== Task inputs ==
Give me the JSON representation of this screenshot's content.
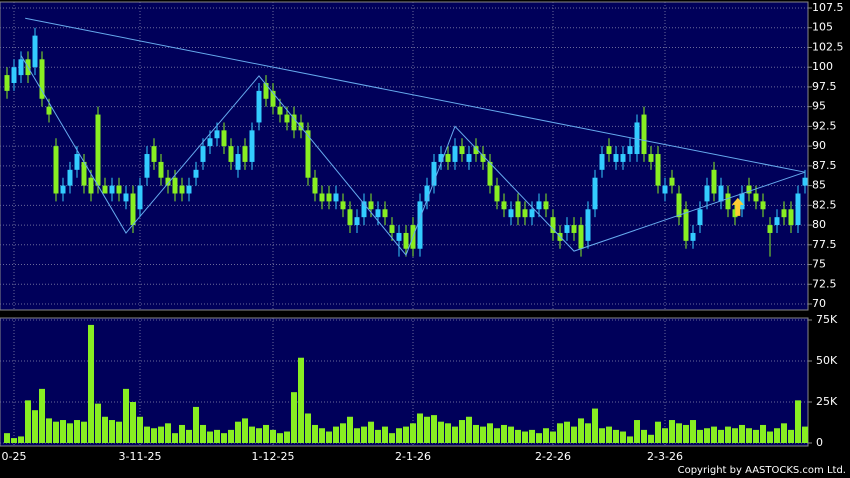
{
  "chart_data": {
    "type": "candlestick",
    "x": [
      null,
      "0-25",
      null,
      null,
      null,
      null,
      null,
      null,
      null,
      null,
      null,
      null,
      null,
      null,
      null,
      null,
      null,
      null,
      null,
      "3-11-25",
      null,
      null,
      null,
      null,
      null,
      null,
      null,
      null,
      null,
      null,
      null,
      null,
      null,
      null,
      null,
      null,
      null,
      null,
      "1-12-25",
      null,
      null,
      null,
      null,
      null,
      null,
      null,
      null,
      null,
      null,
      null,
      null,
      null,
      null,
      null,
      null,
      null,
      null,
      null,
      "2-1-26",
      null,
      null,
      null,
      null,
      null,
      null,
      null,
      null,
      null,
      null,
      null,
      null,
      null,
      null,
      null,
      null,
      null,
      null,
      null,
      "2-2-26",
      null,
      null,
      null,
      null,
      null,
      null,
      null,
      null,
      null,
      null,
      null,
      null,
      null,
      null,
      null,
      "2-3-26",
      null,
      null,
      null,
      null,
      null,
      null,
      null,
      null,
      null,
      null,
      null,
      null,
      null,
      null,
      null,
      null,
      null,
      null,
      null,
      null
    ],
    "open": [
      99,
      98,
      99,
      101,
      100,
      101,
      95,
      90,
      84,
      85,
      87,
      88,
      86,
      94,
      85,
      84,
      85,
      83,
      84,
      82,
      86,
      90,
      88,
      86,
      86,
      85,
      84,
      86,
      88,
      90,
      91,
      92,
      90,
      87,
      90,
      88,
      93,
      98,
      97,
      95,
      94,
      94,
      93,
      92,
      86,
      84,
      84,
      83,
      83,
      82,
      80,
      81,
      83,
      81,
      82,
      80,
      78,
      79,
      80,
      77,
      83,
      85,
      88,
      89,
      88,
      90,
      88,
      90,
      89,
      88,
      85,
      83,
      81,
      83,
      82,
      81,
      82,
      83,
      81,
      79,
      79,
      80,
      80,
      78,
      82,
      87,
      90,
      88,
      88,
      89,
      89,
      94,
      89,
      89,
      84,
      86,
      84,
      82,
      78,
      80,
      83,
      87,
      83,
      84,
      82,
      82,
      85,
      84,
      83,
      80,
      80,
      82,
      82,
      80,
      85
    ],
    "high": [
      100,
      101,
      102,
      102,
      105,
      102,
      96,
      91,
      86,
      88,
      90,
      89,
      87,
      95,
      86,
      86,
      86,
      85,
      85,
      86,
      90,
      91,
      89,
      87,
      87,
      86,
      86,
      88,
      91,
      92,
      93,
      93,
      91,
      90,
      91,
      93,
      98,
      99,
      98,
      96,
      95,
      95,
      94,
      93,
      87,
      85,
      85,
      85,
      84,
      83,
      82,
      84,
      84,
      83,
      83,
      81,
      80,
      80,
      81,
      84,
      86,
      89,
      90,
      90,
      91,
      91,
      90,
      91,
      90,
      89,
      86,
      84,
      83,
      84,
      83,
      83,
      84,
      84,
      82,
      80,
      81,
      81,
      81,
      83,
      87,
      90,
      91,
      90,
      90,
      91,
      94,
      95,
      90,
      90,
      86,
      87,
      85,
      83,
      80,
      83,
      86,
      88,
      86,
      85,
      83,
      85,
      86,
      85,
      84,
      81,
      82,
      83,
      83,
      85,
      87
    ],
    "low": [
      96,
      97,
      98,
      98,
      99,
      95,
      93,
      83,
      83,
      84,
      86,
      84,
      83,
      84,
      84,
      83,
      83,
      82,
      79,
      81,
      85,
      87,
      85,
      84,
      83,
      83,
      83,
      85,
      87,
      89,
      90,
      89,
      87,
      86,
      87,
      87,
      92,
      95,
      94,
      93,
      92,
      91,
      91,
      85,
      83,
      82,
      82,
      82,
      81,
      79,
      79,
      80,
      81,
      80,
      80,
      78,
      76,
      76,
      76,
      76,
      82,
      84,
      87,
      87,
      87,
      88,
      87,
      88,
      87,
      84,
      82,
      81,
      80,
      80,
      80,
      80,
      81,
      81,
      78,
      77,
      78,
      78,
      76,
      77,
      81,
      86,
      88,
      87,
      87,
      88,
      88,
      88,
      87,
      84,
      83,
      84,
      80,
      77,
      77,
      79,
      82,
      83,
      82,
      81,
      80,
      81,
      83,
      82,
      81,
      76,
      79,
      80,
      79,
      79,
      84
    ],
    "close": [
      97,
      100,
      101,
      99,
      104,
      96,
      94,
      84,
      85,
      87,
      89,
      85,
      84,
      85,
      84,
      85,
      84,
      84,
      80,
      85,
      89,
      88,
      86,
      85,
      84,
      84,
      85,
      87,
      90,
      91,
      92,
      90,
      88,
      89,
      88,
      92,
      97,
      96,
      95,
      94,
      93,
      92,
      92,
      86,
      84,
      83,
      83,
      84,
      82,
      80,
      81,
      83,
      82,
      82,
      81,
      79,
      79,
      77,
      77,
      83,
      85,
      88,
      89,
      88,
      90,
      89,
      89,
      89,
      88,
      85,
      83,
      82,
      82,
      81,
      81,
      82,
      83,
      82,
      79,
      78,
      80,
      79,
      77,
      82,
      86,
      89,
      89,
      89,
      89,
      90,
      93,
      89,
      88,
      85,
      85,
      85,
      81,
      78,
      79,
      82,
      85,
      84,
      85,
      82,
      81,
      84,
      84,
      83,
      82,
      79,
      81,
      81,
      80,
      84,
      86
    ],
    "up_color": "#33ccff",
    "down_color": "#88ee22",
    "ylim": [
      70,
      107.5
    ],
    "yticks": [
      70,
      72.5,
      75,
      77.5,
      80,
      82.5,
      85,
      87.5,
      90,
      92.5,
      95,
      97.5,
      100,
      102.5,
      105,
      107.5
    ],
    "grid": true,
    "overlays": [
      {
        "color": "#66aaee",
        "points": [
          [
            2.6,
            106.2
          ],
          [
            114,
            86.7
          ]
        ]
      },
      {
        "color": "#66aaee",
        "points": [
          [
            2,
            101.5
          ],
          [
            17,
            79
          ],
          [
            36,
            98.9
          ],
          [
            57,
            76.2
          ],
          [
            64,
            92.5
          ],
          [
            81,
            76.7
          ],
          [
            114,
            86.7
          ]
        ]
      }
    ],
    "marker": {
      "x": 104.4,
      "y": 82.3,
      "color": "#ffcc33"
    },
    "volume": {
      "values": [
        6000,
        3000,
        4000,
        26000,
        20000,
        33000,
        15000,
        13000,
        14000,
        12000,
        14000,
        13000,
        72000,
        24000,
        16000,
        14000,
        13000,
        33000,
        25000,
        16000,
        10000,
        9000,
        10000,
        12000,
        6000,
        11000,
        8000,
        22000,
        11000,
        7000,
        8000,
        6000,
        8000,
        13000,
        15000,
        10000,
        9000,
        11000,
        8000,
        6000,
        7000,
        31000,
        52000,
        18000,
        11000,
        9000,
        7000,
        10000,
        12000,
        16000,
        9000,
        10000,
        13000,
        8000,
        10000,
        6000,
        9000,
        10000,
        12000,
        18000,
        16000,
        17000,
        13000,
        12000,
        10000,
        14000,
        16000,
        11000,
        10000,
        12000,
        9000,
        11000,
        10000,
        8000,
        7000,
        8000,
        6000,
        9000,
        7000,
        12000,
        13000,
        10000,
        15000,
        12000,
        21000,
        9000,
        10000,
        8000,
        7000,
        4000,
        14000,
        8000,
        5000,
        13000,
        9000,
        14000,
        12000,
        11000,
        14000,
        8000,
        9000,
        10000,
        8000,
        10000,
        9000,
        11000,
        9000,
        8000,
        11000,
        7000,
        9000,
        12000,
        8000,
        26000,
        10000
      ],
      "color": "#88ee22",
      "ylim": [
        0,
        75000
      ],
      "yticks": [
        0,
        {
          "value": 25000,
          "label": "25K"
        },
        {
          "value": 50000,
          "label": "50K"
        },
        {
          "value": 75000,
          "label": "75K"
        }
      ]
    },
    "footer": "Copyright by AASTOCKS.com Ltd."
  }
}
--
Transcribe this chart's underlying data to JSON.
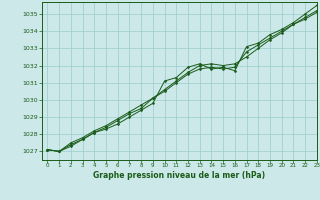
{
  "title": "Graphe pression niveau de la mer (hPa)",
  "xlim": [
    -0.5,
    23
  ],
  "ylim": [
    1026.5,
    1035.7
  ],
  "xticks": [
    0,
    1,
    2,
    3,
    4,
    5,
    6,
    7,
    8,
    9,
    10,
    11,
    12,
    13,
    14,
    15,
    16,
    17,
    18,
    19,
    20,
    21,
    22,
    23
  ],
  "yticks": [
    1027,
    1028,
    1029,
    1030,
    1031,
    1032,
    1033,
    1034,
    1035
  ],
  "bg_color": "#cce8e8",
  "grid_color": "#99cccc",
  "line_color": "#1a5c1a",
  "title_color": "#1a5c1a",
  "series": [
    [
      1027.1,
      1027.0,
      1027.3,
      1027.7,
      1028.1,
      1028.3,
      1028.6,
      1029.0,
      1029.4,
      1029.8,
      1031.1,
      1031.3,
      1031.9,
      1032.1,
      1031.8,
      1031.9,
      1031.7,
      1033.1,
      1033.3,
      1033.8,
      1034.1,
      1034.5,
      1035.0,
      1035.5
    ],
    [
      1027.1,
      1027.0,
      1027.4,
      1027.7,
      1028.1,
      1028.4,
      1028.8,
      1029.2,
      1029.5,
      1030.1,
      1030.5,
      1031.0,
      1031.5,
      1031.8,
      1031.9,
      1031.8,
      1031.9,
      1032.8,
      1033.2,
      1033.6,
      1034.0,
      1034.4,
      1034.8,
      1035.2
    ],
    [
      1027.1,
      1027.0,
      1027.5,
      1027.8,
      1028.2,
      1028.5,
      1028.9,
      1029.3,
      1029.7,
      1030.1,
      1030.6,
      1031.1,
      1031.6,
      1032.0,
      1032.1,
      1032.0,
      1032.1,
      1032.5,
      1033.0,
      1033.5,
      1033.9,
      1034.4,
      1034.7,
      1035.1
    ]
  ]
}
---
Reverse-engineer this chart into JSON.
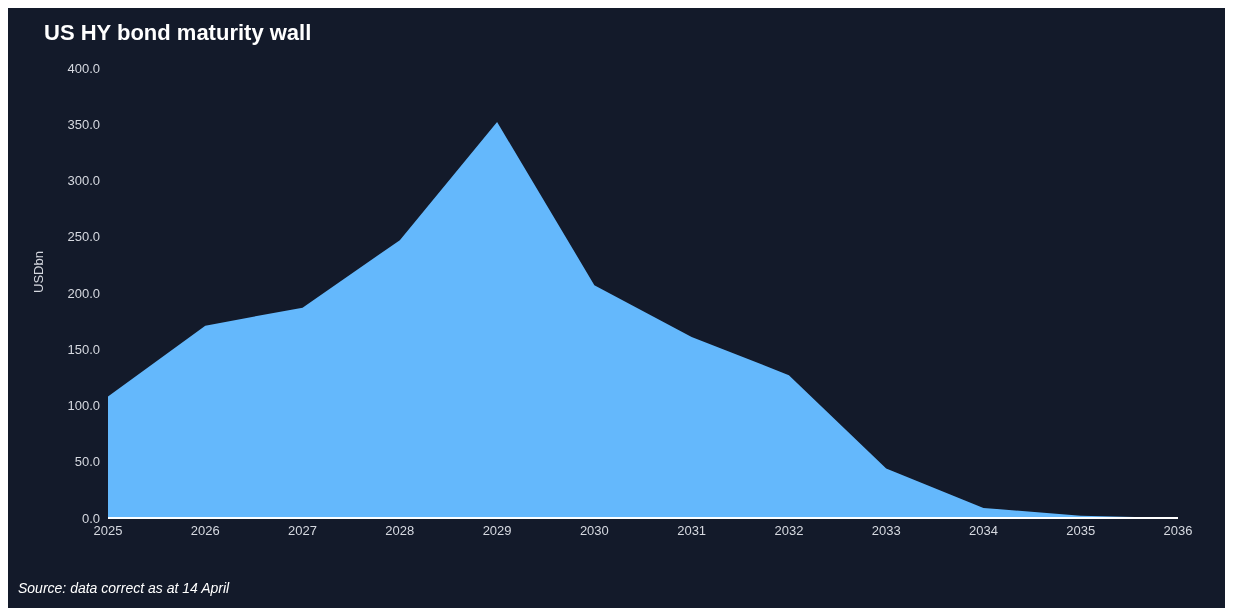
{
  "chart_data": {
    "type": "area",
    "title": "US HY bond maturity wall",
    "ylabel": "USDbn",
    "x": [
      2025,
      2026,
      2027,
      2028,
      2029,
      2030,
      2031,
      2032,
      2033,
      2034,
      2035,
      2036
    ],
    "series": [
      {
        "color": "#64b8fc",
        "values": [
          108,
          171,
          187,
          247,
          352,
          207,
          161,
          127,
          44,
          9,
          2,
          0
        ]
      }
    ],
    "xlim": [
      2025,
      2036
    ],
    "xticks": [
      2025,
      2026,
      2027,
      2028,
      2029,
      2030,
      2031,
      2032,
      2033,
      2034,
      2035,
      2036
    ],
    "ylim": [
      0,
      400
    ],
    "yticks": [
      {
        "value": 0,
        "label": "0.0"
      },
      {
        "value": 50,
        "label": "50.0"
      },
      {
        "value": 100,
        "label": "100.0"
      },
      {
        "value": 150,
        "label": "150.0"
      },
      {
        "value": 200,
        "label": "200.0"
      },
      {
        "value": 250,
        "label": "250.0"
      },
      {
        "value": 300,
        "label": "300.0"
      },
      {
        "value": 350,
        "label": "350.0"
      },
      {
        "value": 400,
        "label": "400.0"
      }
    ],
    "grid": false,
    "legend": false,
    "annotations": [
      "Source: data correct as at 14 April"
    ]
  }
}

== Challenge ==
Return all lines of the material above in which the word "JSON" occurs.

== Solution ==
Give me the JSON representation of this screenshot's content.
Transcribe this chart's underlying data to JSON.
Reverse-engineer this chart into JSON.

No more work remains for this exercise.